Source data
-- start --

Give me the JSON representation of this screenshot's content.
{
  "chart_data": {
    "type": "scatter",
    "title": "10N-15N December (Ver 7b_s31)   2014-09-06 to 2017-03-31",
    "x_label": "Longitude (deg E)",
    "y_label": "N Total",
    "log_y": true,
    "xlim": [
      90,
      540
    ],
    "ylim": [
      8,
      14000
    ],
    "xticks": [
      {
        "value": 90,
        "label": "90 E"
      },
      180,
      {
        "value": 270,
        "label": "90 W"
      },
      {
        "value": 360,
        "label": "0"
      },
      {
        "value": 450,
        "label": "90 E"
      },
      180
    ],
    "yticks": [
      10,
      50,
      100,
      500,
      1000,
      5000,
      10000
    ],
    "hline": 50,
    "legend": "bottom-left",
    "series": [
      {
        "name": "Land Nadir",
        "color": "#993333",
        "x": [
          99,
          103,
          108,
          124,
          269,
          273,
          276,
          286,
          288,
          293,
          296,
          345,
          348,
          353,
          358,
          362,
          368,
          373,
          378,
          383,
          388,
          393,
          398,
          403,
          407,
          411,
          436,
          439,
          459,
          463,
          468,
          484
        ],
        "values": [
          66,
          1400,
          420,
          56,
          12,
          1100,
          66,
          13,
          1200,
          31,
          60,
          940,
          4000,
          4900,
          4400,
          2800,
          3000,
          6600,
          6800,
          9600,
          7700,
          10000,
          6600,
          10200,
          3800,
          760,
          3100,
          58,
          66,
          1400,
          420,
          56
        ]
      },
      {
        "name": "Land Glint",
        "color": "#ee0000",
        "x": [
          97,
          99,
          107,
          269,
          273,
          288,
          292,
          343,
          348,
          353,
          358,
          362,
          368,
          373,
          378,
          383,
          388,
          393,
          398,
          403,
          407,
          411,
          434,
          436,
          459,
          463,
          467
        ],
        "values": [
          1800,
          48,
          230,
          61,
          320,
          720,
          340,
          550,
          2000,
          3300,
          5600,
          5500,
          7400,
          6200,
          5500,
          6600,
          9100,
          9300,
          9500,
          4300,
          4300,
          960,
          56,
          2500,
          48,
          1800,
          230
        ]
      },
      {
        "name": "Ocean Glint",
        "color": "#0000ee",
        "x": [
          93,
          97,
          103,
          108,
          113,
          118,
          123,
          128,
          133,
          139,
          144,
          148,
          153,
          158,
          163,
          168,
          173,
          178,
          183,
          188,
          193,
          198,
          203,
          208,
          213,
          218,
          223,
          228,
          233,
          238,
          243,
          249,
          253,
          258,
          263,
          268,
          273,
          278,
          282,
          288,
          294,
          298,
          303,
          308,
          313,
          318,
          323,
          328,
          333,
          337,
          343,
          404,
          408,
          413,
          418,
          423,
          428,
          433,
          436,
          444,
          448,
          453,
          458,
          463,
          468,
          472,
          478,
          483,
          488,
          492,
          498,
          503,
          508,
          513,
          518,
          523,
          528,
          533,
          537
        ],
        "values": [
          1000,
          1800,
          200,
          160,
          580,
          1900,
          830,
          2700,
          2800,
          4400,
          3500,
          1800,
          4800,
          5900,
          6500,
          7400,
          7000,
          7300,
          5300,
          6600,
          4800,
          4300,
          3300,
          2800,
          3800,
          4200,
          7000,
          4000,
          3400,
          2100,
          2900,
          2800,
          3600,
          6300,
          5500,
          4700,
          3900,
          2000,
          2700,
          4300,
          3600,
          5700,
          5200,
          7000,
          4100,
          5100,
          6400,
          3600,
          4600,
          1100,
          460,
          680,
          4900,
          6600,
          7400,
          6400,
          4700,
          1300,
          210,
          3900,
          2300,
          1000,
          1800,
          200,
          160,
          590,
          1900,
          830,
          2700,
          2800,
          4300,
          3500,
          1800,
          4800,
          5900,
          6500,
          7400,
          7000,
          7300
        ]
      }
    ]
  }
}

-- end --

Requirement —
Exactly how many lines contain "color"? State the number and nothing else.

Answer below —
3